Problem requirements – Rewrite the rows below, replacing every "gridline" with "grid line" and changing nothing else. Leave the pictures out.
— start of Provided data —
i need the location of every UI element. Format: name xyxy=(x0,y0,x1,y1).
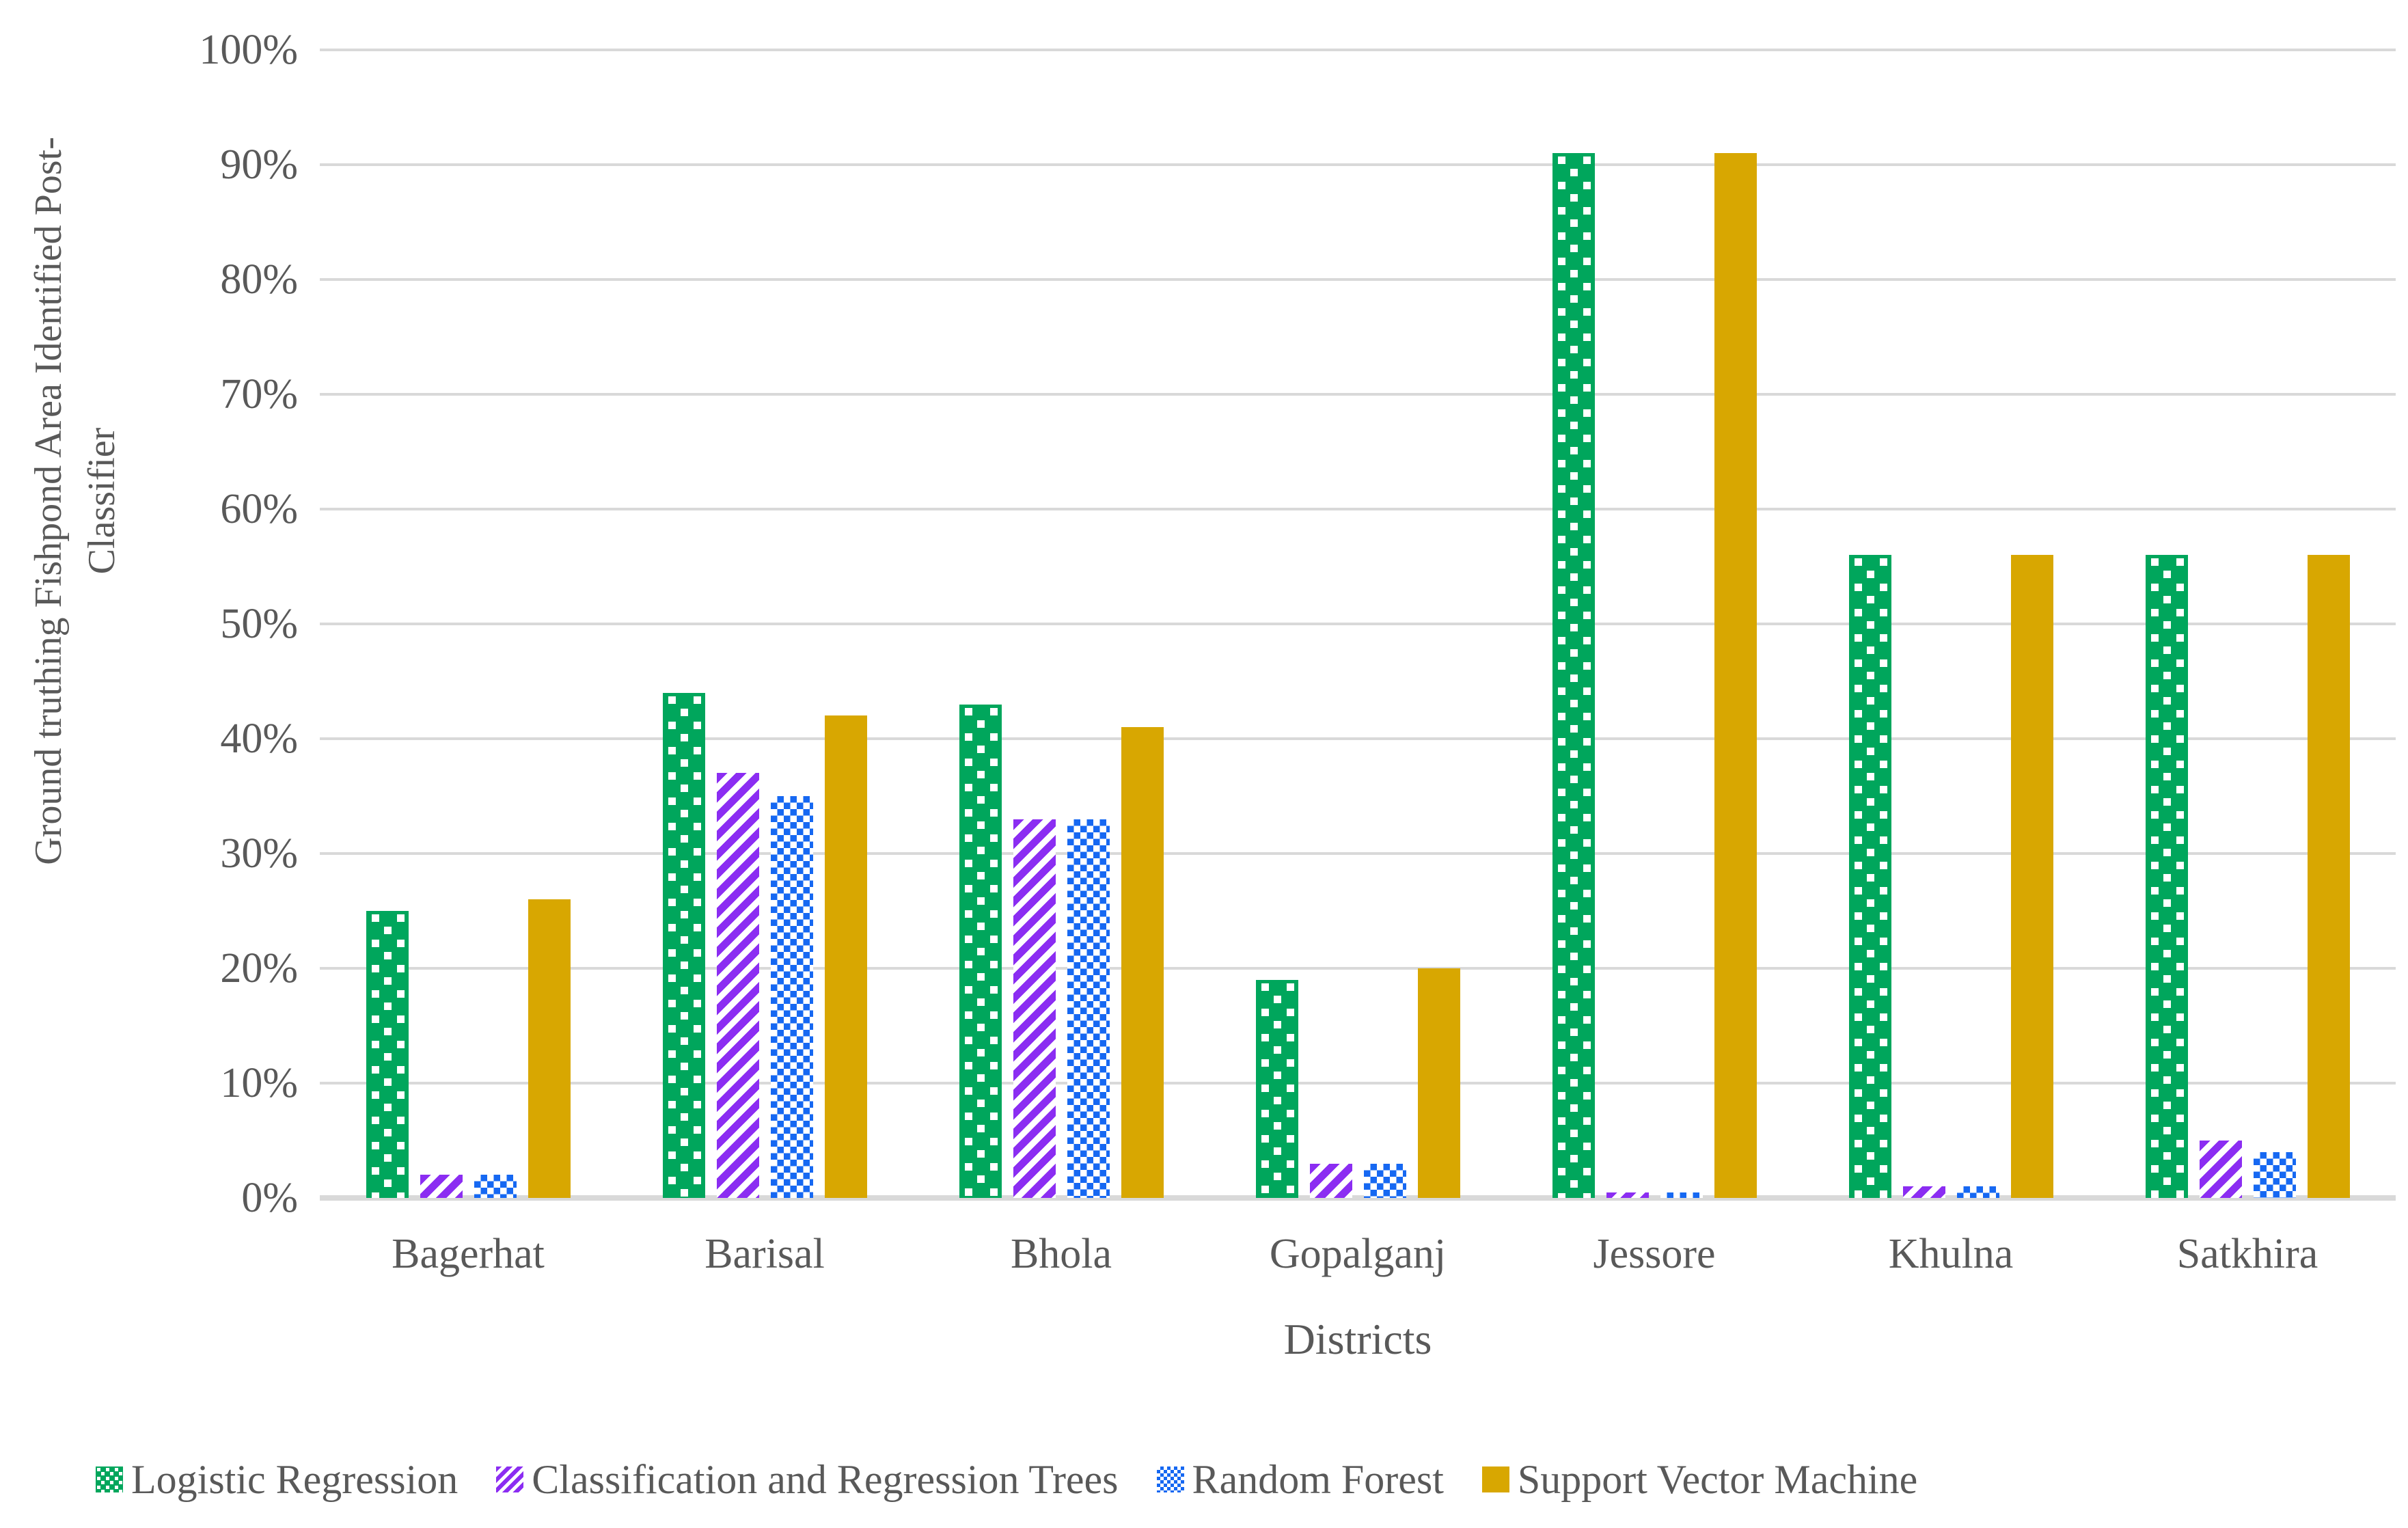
bar-bhola-logistic-regression xyxy=(959,704,1002,1198)
bar-barisal-classification-and-regression-trees xyxy=(716,773,759,1198)
legend-item-random-forest: Random Forest xyxy=(1156,1456,1444,1503)
y-tick-label: 40% xyxy=(220,715,298,762)
gridline xyxy=(320,1082,2396,1084)
bar-gopalganj-support-vector-machine xyxy=(1417,968,1460,1198)
y-tick-label: 60% xyxy=(220,486,298,532)
gridline xyxy=(320,49,2396,51)
y-tick-label: 50% xyxy=(220,601,298,647)
legend: Logistic Regression Classification and Re… xyxy=(96,1456,2371,1503)
bar-gopalganj-random-forest xyxy=(1363,1163,1406,1198)
legend-item-logistic-regression: Logistic Regression xyxy=(96,1456,458,1503)
bar-satkhira-classification-and-regression-trees xyxy=(2199,1141,2242,1198)
legend-label: Classification and Regression Trees xyxy=(532,1457,1119,1502)
gridline xyxy=(320,393,2396,396)
legend-label: Random Forest xyxy=(1192,1457,1444,1502)
legend-swatch-icon xyxy=(496,1466,524,1492)
x-tick-label: Bhola xyxy=(1010,1231,1112,1277)
legend-item-classification-and-regression-trees: Classification and Regression Trees xyxy=(496,1456,1119,1503)
bar-jessore-classification-and-regression-trees xyxy=(1606,1192,1649,1198)
x-tick-label: Khulna xyxy=(1888,1231,2014,1277)
bar-satkhira-random-forest xyxy=(2253,1151,2296,1198)
y-tick-label: 10% xyxy=(220,1060,298,1106)
bar-gopalganj-logistic-regression xyxy=(1255,979,1298,1198)
x-tick-label: Satkhira xyxy=(2176,1231,2318,1277)
bar-bhola-random-forest xyxy=(1067,819,1110,1198)
gridline xyxy=(320,852,2396,855)
y-axis-title-line1: Ground truthing Fishpond Area Identified… xyxy=(27,137,70,865)
bar-bhola-classification-and-regression-trees xyxy=(1013,819,1056,1198)
gridline xyxy=(320,163,2396,166)
bar-bagerhat-logistic-regression xyxy=(366,911,409,1198)
x-tick-label: Bagerhat xyxy=(392,1231,545,1277)
bar-jessore-support-vector-machine xyxy=(1714,153,1757,1198)
bar-jessore-logistic-regression xyxy=(1552,153,1595,1198)
x-tick-label: Gopalganj xyxy=(1269,1231,1447,1277)
legend-swatch-icon xyxy=(1156,1466,1184,1492)
gridline xyxy=(320,623,2396,625)
bar-satkhira-support-vector-machine xyxy=(2307,555,2350,1198)
legend-swatch-icon xyxy=(96,1466,123,1492)
x-tick-label: Barisal xyxy=(704,1231,825,1277)
bar-khulna-logistic-regression xyxy=(1848,555,1891,1198)
bar-satkhira-logistic-regression xyxy=(2145,555,2188,1198)
y-tick-label: 70% xyxy=(220,371,298,418)
plot-area xyxy=(320,49,2396,1201)
bar-khulna-classification-and-regression-trees xyxy=(1902,1186,1945,1198)
bar-barisal-logistic-regression xyxy=(662,692,705,1198)
bar-khulna-support-vector-machine xyxy=(2010,555,2053,1198)
x-axis-line xyxy=(320,1195,2396,1201)
gridline xyxy=(320,508,2396,510)
gridline xyxy=(320,737,2396,740)
y-tick-label: 0% xyxy=(241,1175,298,1221)
legend-label: Logistic Regression xyxy=(131,1457,459,1502)
y-tick-label: 20% xyxy=(220,945,298,992)
bar-jessore-random-forest xyxy=(1660,1192,1703,1198)
bar-barisal-support-vector-machine xyxy=(824,715,867,1198)
bar-bagerhat-classification-and-regression-trees xyxy=(420,1175,463,1198)
bar-gopalganj-classification-and-regression-trees xyxy=(1309,1163,1352,1198)
legend-item-support-vector-machine: Support Vector Machine xyxy=(1481,1456,1918,1503)
x-axis-title: Districts xyxy=(1283,1315,1432,1363)
bar-bagerhat-random-forest xyxy=(474,1175,517,1198)
gridline xyxy=(320,278,2396,281)
y-tick-label: 30% xyxy=(220,830,298,877)
bar-bhola-support-vector-machine xyxy=(1121,727,1164,1198)
legend-swatch-icon xyxy=(1481,1466,1509,1492)
gridline xyxy=(320,967,2396,970)
y-tick-label: 100% xyxy=(199,27,298,73)
y-tick-label: 80% xyxy=(220,256,298,303)
legend-label: Support Vector Machine xyxy=(1517,1457,1918,1502)
bar-bagerhat-support-vector-machine xyxy=(528,899,571,1198)
y-tick-label: 90% xyxy=(220,141,298,188)
bar-barisal-random-forest xyxy=(770,796,813,1198)
x-tick-label: Jessore xyxy=(1593,1231,1716,1277)
bar-khulna-random-forest xyxy=(1956,1186,1999,1198)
— end of Provided data —
Complete response –
i need the location of every UI element. Format: name xyxy=(x0,y0,x1,y1).
bar-bhola-logistic-regression xyxy=(959,704,1002,1198)
bar-barisal-classification-and-regression-trees xyxy=(716,773,759,1198)
legend-item-random-forest: Random Forest xyxy=(1156,1456,1444,1503)
y-tick-label: 40% xyxy=(220,715,298,762)
grid line xyxy=(320,1082,2396,1084)
bar-gopalganj-support-vector-machine xyxy=(1417,968,1460,1198)
y-tick-label: 60% xyxy=(220,486,298,532)
grid line xyxy=(320,49,2396,51)
y-tick-label: 50% xyxy=(220,601,298,647)
legend: Logistic Regression Classification and Re… xyxy=(96,1456,2371,1503)
bar-gopalganj-random-forest xyxy=(1363,1163,1406,1198)
legend-item-logistic-regression: Logistic Regression xyxy=(96,1456,458,1503)
bar-satkhira-classification-and-regression-trees xyxy=(2199,1141,2242,1198)
legend-label: Classification and Regression Trees xyxy=(532,1457,1119,1502)
grid line xyxy=(320,393,2396,396)
legend-label: Random Forest xyxy=(1192,1457,1444,1502)
legend-swatch-icon xyxy=(496,1466,524,1492)
x-tick-label: Bhola xyxy=(1010,1231,1112,1277)
legend-item-classification-and-regression-trees: Classification and Regression Trees xyxy=(496,1456,1119,1503)
bar-jessore-classification-and-regression-trees xyxy=(1606,1192,1649,1198)
x-tick-label: Khulna xyxy=(1888,1231,2014,1277)
bar-satkhira-random-forest xyxy=(2253,1151,2296,1198)
y-tick-label: 10% xyxy=(220,1060,298,1106)
bar-gopalganj-logistic-regression xyxy=(1255,979,1298,1198)
x-tick-label: Satkhira xyxy=(2176,1231,2318,1277)
bar-bhola-random-forest xyxy=(1067,819,1110,1198)
grid line xyxy=(320,852,2396,855)
y-axis-title-line1: Ground truthing Fishpond Area Identified… xyxy=(27,137,70,865)
bar-bhola-classification-and-regression-trees xyxy=(1013,819,1056,1198)
grid line xyxy=(320,163,2396,166)
bar-bagerhat-logistic-regression xyxy=(366,911,409,1198)
x-tick-label: Bagerhat xyxy=(392,1231,545,1277)
bar-jessore-support-vector-machine xyxy=(1714,153,1757,1198)
bar-jessore-logistic-regression xyxy=(1552,153,1595,1198)
x-tick-label: Gopalganj xyxy=(1269,1231,1447,1277)
legend-swatch-icon xyxy=(1156,1466,1184,1492)
grid line xyxy=(320,623,2396,625)
bar-satkhira-support-vector-machine xyxy=(2307,555,2350,1198)
legend-swatch-icon xyxy=(96,1466,123,1492)
x-tick-label: Barisal xyxy=(704,1231,825,1277)
bar-khulna-logistic-regression xyxy=(1848,555,1891,1198)
bar-satkhira-logistic-regression xyxy=(2145,555,2188,1198)
y-tick-label: 70% xyxy=(220,371,298,418)
plot-area xyxy=(320,49,2396,1201)
bar-khulna-classification-and-regression-trees xyxy=(1902,1186,1945,1198)
bar-barisal-logistic-regression xyxy=(662,692,705,1198)
bar-khulna-support-vector-machine xyxy=(2010,555,2053,1198)
x-axis-line xyxy=(320,1195,2396,1201)
grid line xyxy=(320,508,2396,510)
grid line xyxy=(320,737,2396,740)
y-tick-label: 0% xyxy=(241,1175,298,1221)
legend-label: Logistic Regression xyxy=(131,1457,459,1502)
y-tick-label: 20% xyxy=(220,945,298,992)
bar-jessore-random-forest xyxy=(1660,1192,1703,1198)
bar-barisal-support-vector-machine xyxy=(824,715,867,1198)
bar-bagerhat-classification-and-regression-trees xyxy=(420,1175,463,1198)
bar-gopalganj-classification-and-regression-trees xyxy=(1309,1163,1352,1198)
legend-item-support-vector-machine: Support Vector Machine xyxy=(1481,1456,1918,1503)
x-axis-title: Districts xyxy=(1283,1315,1432,1363)
bar-bagerhat-random-forest xyxy=(474,1175,517,1198)
grid line xyxy=(320,278,2396,281)
y-tick-label: 30% xyxy=(220,830,298,877)
bar-bhola-support-vector-machine xyxy=(1121,727,1164,1198)
legend-swatch-icon xyxy=(1481,1466,1509,1492)
grid line xyxy=(320,967,2396,970)
y-tick-label: 100% xyxy=(199,27,298,73)
y-tick-label: 80% xyxy=(220,256,298,303)
legend-label: Support Vector Machine xyxy=(1517,1457,1918,1502)
bar-bagerhat-support-vector-machine xyxy=(528,899,571,1198)
y-tick-label: 90% xyxy=(220,141,298,188)
bar-barisal-random-forest xyxy=(770,796,813,1198)
x-tick-label: Jessore xyxy=(1593,1231,1716,1277)
bar-khulna-random-forest xyxy=(1956,1186,1999,1198)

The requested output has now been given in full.